Records contained in a dataset:
§
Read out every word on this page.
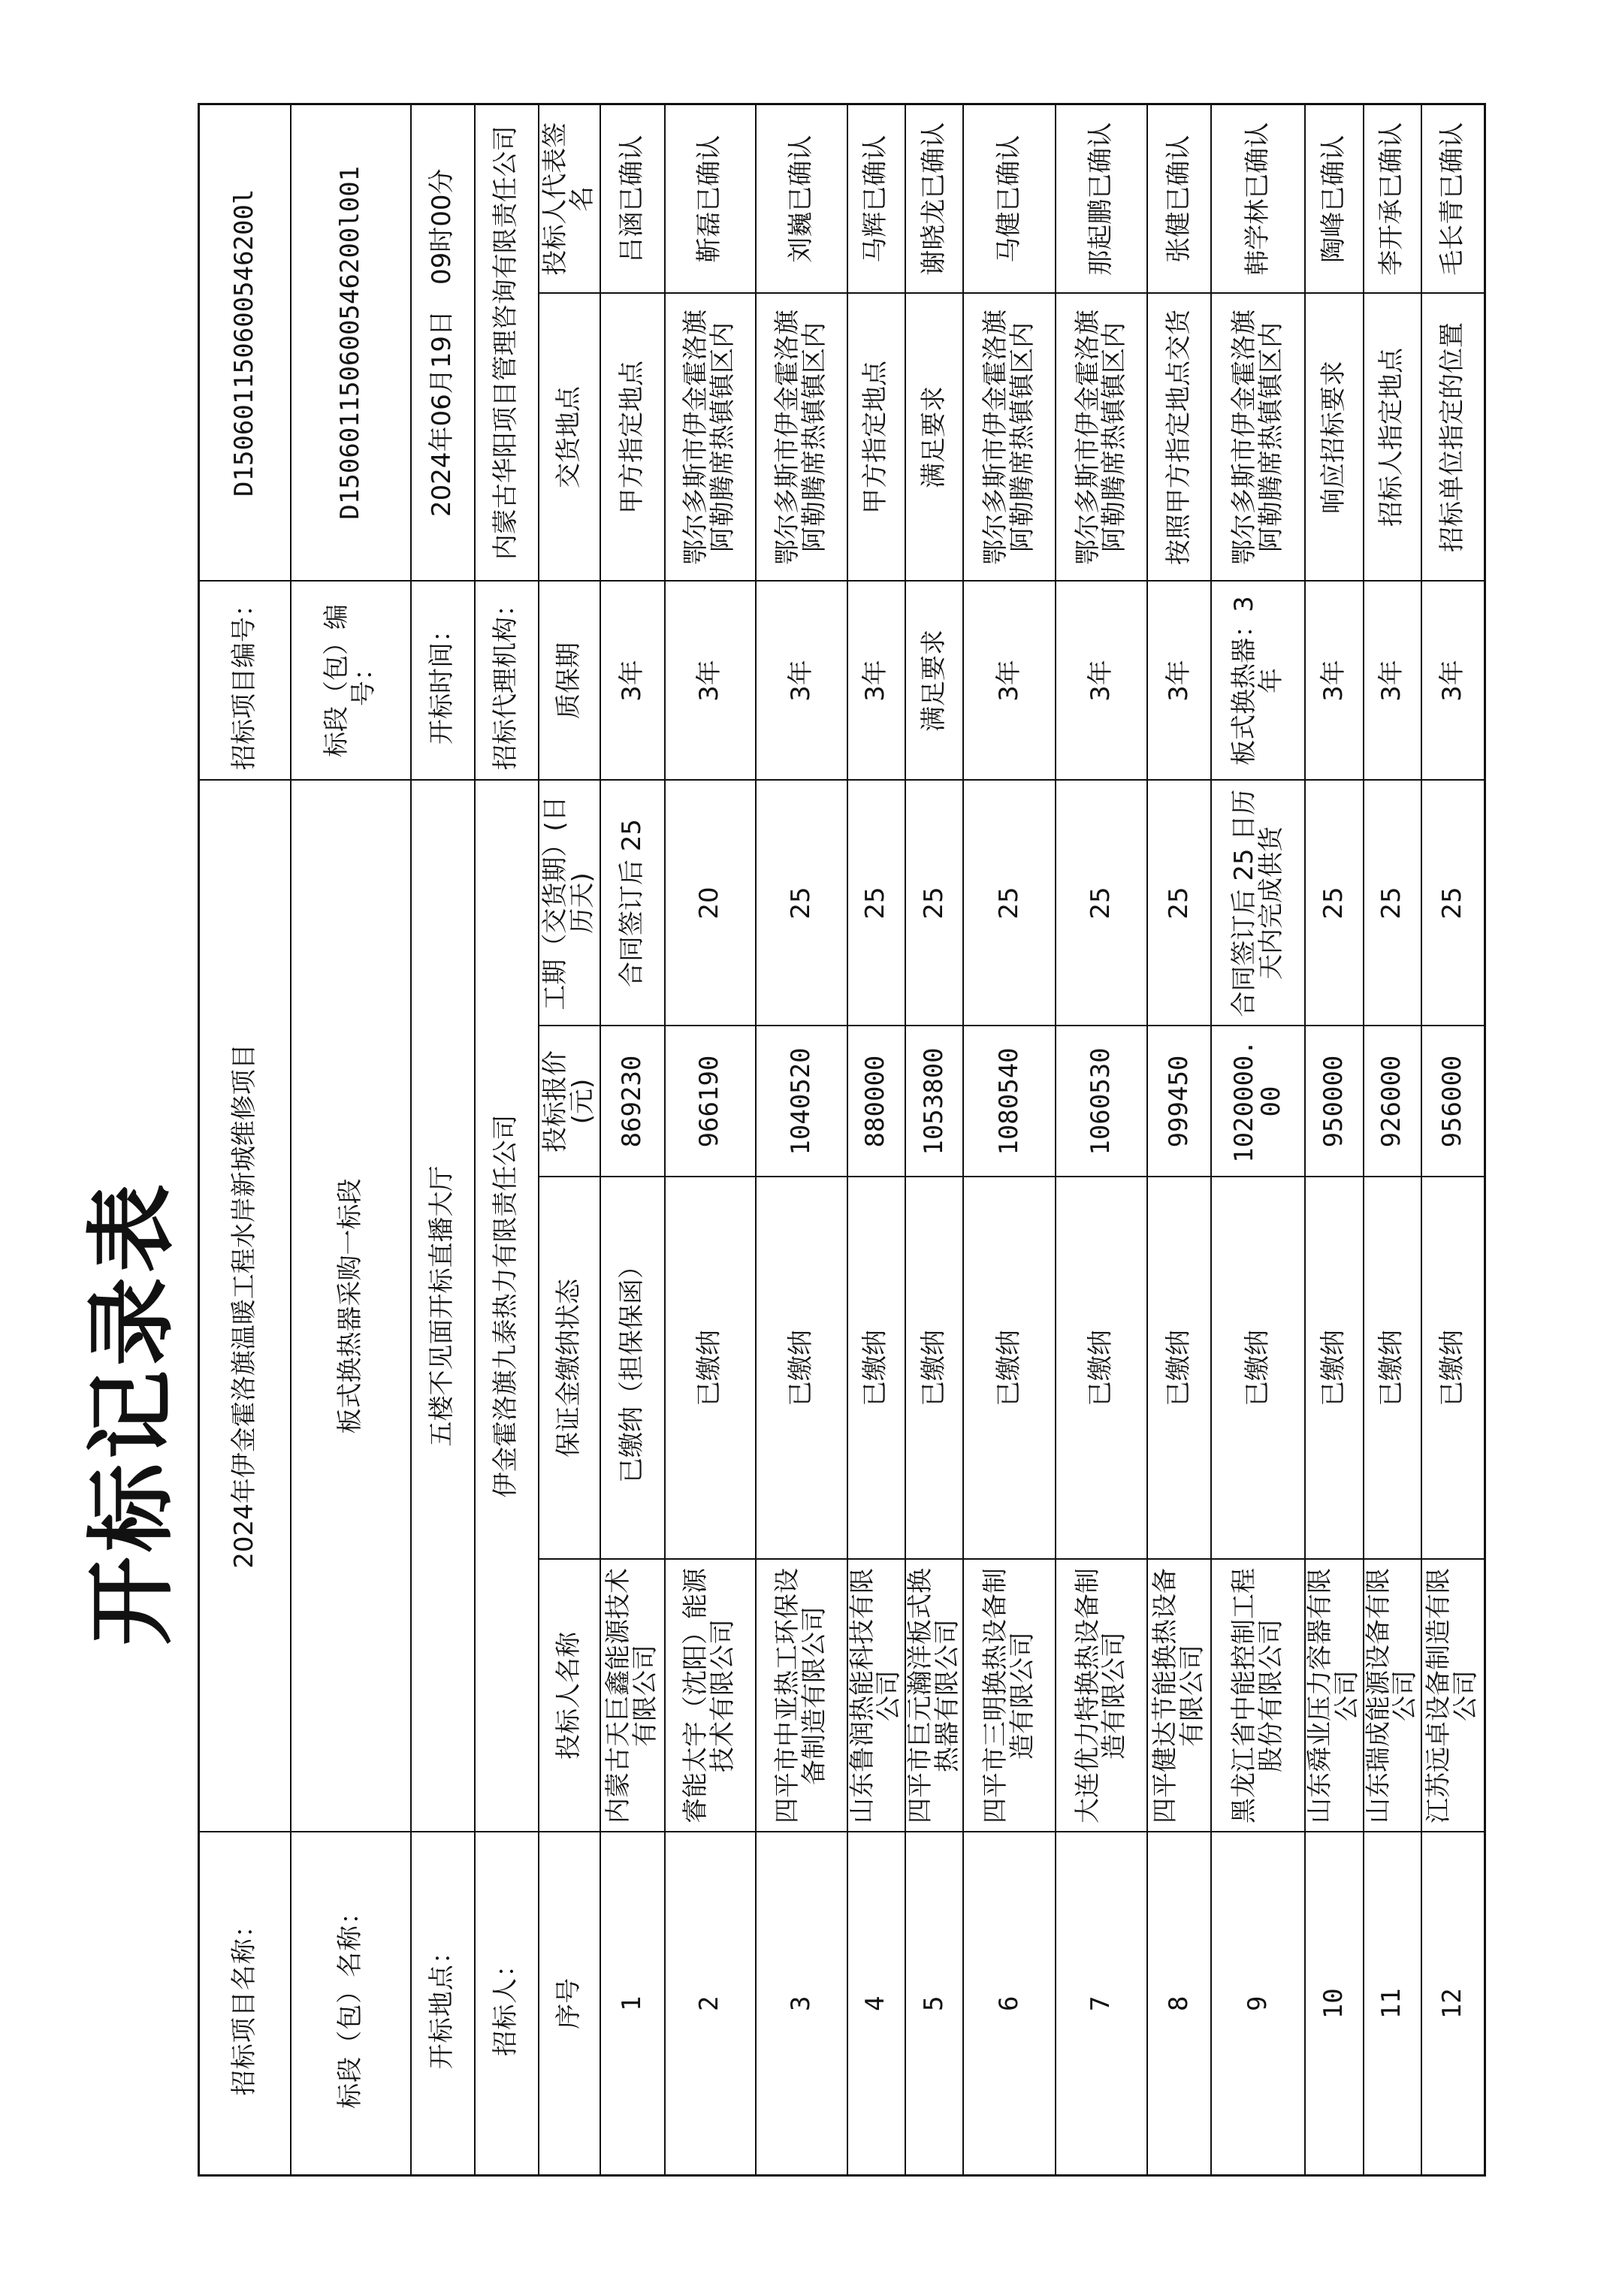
开标记录表
招标项目名称：	2024年伊金霍洛旗温暖工程水岸新城维修项目				招标项目编号：	D150601150600546200l	
标段（包）名称：	板式换热器采购一标段				标段（包）编号：	D150601150600546200l001	
开标地点：	五楼不见面开标直播大厅				开标时间：	2024年06月19日　09时00分	
招标人：	伊金霍洛旗九泰热力有限责任公司				招标代理机构：	内蒙古华阳项目管理咨询有限责任公司	
序号	投标人名称	保证金缴纳状态	投标报价(元)	工期（交货期）(日历天)	质保期	交货地点	投标人代表签名
1	内蒙古天巨鑫能源技术有限公司	已缴纳（担保保函）	869230	合同签订后 25	3年	甲方指定地点	吕涵已确认
2	睿能太宇（沈阳）能源技术有限公司	已缴纳	966190	20	3年	鄂尔多斯市伊金霍洛旗阿勒腾席热镇镇区内	靳磊已确认
3	四平市中亚热工环保设备制造有限公司	已缴纳	1040520	25	3年	鄂尔多斯市伊金霍洛旗阿勒腾席热镇镇区内	刘巍已确认
4	山东鲁润热能科技有限公司	已缴纳	880000	25	3年	甲方指定地点	马辉已确认
5	四平市巨元瀚洋板式换热器有限公司	已缴纳	1053800	25	满足要求	满足要求	谢晓龙已确认
6	四平市三明换热设备制造有限公司	已缴纳	1080540	25	3年	鄂尔多斯市伊金霍洛旗阿勒腾席热镇镇区内	马健已确认
7	大连优力特换热设备制造有限公司	已缴纳	1060530	25	3年	鄂尔多斯市伊金霍洛旗阿勒腾席热镇镇区内	那起鹏已确认
8	四平健达节能换热设备有限公司	已缴纳	999450	25	3年	按照甲方指定地点交货	张健已确认
9	黑龙江省中能控制工程股份有限公司	已缴纳	1020000.00	合同签订后 25 日历天内完成供货	板式换热器：3年	鄂尔多斯市伊金霍洛旗阿勒腾席热镇镇区内	韩学林已确认
10	山东舜业压力容器有限公司	已缴纳	950000	25	3年	响应招标要求	陶峰已确认
11	山东瑞成能源设备有限公司	已缴纳	926000	25	3年	招标人指定地点	李开承已确认
12	江苏远卓设备制造有限公司	已缴纳	956000	25	3年	招标单位指定的位置	毛长青已确认
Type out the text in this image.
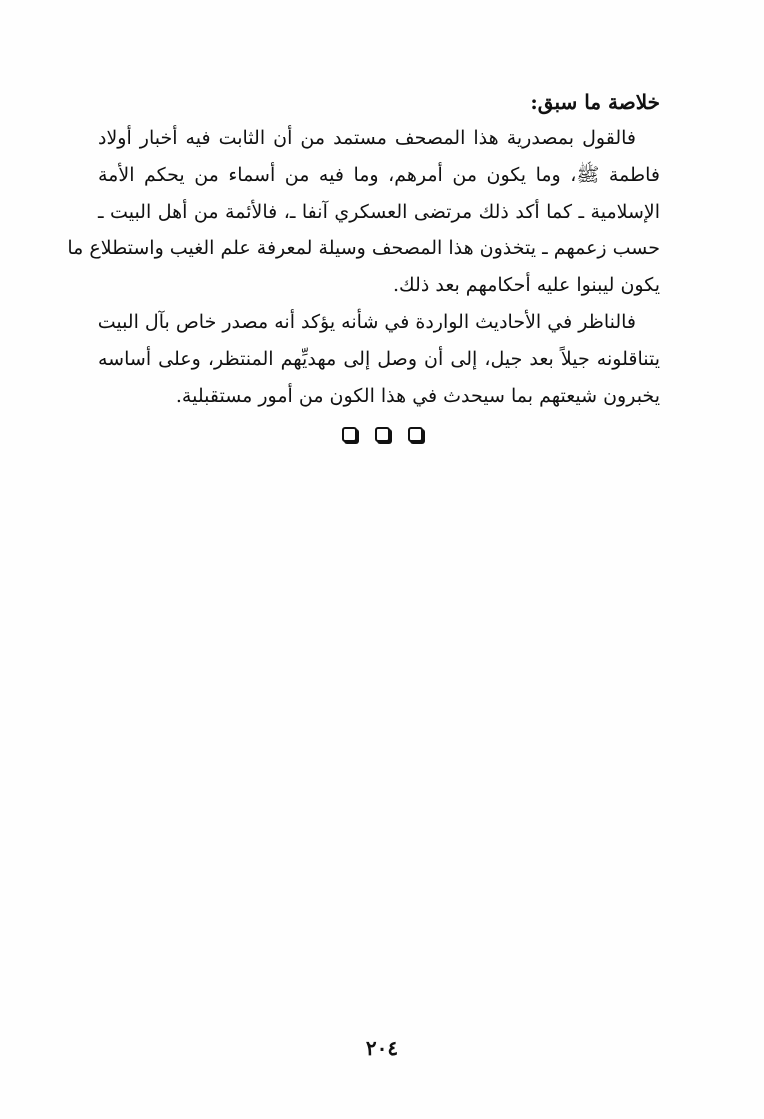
خلاصة ما سبق:

فالقول بمصدرية هذا المصحف مستمد من أن الثابت فيه أخبار أولاد
فاطمة ﷺ، وما يكون من أمرهم، وما فيه من أسماء من يحكم الأمة
الإسلامية ـ كما أكد ذلك مرتضى العسكري آنفا ـ، فالأئمة من أهل البيت ـ
حسب زعمهم ـ يتخذون هذا المصحف وسيلة لمعرفة علم الغيب واستطلاع ما
يكون ليبنوا عليه أحكامهم بعد ذلك.

فالناظر في الأحاديث الواردة في شأنه يؤكد أنه مصدر خاص بآل البيت
يتناقلونه جيلاً بعد جيل، إلى أن وصل إلى مهديِّهم المنتظر، وعلى أساسه
يخبرون شيعتهم بما سيحدث في هذا الكون من أمور مستقبلية.

٢٠٤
§
**TASK TO CARRY OUT**
Locate each line containing the string "البيت" and show it.

**TASK ANSWER**
الإسلامية ـ كما أكد ذلك مرتضى العسكري آنفا ـ، فالأئمة من أهل البيت ـ
فالناظر في الأحاديث الواردة في شأنه يؤكد أنه مصدر خاص بآل البيت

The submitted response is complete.